> Data records:
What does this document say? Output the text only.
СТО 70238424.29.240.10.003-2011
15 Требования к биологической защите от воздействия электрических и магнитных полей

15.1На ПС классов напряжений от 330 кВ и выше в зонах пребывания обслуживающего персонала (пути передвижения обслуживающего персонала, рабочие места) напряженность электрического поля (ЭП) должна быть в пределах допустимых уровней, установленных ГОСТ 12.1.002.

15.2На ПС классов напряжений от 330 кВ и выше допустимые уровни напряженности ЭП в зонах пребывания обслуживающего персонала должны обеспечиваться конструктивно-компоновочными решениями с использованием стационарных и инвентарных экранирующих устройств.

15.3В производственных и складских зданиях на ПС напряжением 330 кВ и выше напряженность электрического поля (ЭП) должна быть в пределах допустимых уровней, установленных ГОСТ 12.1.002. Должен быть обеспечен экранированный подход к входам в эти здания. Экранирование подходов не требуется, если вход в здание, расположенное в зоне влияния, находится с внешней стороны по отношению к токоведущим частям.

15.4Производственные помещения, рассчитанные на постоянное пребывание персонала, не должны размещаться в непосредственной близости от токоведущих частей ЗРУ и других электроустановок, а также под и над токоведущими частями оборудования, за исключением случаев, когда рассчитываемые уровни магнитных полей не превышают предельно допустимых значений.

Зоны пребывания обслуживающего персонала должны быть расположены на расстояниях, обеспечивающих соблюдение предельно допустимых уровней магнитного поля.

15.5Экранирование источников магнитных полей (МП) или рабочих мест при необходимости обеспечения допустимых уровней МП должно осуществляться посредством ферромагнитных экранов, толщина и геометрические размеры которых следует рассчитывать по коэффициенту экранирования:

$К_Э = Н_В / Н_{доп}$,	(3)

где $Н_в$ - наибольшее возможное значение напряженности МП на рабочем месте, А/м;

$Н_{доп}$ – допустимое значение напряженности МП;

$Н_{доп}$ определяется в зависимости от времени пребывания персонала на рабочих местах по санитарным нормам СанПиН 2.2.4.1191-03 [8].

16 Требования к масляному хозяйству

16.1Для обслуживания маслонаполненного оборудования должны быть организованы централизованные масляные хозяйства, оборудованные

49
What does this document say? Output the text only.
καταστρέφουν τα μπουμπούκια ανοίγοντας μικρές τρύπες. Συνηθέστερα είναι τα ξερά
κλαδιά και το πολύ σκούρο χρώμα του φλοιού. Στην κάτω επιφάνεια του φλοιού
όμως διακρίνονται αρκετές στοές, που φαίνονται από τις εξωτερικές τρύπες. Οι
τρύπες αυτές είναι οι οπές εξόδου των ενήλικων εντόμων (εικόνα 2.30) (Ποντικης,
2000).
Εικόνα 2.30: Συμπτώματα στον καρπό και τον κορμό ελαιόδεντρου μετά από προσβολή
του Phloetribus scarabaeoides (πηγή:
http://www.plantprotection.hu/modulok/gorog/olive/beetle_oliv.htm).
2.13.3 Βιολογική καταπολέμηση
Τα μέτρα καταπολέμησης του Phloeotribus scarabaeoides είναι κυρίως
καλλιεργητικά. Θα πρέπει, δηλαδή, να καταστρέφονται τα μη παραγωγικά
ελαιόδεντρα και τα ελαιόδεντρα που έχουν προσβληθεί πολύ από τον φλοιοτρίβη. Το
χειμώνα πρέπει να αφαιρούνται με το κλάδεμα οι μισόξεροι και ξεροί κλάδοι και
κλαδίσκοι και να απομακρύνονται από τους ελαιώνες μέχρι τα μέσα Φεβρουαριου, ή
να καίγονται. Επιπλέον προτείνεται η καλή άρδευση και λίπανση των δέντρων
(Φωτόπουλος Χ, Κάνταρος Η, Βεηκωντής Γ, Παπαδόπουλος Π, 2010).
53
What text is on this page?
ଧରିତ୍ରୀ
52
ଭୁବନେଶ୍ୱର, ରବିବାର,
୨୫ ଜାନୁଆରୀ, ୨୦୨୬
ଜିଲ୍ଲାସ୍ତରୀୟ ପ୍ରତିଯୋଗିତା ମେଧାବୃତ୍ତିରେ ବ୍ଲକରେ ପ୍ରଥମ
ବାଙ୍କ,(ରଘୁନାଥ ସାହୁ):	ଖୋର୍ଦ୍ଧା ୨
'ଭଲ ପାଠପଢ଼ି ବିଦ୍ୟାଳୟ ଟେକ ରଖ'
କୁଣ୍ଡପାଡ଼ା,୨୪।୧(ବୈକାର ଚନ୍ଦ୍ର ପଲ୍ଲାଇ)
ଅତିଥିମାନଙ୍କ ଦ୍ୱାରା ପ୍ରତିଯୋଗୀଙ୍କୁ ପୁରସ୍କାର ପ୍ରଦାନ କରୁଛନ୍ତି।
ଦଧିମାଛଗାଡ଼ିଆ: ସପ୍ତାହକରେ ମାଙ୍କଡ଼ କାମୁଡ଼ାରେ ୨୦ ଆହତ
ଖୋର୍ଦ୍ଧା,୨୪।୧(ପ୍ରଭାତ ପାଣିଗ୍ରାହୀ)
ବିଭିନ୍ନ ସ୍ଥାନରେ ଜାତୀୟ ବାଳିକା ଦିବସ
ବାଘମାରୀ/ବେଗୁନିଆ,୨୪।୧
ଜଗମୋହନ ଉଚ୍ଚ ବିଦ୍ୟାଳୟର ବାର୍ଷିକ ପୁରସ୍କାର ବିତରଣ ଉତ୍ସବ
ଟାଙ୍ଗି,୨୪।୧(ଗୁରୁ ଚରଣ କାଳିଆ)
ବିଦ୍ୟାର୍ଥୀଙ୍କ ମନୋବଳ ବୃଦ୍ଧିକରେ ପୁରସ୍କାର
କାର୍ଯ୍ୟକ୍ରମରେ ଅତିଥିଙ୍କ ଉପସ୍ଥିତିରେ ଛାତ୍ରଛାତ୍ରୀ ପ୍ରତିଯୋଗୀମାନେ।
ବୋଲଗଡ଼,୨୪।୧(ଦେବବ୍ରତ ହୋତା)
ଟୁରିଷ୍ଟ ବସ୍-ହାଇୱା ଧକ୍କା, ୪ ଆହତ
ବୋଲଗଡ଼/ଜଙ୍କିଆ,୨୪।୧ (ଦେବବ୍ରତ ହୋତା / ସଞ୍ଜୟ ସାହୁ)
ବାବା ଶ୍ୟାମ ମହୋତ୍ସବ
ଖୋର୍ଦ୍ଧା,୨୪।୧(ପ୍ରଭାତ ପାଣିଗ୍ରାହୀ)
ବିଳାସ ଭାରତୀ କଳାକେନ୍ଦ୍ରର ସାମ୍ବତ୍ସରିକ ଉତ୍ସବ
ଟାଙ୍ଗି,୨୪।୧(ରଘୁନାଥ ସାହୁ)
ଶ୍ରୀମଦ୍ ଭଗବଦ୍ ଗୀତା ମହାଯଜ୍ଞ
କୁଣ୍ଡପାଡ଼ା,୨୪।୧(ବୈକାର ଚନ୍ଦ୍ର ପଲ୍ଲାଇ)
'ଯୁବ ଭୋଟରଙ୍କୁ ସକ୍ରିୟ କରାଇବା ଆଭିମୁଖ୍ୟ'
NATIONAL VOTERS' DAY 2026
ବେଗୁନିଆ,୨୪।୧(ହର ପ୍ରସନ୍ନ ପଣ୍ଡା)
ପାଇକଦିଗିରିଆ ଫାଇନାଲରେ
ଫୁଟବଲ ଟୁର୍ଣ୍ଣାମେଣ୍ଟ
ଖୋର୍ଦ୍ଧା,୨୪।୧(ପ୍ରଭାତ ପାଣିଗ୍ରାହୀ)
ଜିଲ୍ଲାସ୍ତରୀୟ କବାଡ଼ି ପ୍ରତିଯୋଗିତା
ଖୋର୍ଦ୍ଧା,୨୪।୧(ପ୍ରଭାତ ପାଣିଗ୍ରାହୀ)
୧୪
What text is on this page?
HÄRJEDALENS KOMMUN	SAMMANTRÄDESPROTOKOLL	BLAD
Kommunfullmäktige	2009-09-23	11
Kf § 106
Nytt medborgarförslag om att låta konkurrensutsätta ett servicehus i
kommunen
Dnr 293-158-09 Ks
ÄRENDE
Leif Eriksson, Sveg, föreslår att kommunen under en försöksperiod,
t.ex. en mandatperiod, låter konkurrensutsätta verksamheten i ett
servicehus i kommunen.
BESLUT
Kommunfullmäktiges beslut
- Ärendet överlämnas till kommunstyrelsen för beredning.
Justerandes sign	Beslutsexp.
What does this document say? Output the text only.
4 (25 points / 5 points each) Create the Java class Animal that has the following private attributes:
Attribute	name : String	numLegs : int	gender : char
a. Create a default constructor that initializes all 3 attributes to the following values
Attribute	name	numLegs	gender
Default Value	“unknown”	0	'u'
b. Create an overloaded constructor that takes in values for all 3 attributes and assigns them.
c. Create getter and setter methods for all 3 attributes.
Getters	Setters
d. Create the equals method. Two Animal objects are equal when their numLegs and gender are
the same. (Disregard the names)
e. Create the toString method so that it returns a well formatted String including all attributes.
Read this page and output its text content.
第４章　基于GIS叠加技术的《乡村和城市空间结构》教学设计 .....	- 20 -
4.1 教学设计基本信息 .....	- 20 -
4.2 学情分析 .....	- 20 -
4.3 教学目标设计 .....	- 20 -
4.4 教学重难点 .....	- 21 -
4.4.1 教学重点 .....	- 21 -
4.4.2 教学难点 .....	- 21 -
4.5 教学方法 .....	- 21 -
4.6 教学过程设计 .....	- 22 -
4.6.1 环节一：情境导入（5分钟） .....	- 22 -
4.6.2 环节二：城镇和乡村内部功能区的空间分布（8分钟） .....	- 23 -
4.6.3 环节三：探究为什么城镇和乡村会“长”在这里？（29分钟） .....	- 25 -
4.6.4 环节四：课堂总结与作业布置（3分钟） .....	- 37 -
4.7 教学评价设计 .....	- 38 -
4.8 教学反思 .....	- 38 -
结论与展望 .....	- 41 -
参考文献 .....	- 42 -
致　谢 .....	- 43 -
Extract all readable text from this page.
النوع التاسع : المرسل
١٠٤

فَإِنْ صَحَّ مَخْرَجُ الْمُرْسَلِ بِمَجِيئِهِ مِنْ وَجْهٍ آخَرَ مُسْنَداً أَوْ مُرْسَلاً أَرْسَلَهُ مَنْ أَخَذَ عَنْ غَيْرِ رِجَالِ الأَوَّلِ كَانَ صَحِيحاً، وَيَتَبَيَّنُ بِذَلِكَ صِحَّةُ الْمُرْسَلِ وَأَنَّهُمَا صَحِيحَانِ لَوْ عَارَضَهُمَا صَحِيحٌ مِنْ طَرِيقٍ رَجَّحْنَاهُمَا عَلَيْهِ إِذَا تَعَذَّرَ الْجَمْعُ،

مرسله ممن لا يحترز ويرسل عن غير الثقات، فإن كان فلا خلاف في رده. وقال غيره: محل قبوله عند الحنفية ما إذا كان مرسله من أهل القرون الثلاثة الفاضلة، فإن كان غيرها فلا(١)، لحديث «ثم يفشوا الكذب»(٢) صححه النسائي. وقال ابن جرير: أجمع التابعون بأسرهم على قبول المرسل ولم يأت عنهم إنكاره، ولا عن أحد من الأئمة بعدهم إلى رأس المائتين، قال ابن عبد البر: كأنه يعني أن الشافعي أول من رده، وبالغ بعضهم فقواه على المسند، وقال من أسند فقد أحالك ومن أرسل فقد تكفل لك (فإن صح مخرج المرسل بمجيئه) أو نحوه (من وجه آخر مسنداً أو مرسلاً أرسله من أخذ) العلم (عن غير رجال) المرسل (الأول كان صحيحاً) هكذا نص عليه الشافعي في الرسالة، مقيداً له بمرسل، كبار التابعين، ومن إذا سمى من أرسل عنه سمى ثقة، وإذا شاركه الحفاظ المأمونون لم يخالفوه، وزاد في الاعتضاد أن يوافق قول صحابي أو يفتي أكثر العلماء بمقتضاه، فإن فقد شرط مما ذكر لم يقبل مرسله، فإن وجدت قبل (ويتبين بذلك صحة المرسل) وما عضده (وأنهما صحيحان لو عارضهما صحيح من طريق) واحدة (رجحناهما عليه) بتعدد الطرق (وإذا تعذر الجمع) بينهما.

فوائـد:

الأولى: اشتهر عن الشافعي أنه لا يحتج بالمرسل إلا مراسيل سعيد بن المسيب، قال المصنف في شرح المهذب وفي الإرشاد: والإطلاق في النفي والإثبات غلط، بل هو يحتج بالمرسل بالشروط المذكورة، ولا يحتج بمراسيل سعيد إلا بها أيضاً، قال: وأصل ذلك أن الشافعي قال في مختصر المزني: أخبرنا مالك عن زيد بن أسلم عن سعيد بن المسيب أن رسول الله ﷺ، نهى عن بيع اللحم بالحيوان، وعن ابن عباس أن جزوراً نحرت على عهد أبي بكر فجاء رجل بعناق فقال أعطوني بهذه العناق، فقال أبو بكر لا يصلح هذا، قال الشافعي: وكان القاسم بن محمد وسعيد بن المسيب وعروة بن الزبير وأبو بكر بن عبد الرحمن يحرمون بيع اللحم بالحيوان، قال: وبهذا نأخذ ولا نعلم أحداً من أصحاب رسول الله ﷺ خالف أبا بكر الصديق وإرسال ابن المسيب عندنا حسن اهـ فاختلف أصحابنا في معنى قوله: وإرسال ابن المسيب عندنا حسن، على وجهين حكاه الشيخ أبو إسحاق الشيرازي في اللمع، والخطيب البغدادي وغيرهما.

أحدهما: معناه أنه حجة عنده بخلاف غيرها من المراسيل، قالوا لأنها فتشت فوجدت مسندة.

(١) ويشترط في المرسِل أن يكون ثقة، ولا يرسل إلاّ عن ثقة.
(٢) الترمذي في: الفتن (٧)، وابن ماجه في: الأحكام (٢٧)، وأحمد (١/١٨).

> Problem to work on: Identify every line above that includes the word "servicehus", and show those lines.

> Correct result:
Nytt medborgarförslag om att låta konkurrensutsätta ett servicehus i
servicehus i kommunen.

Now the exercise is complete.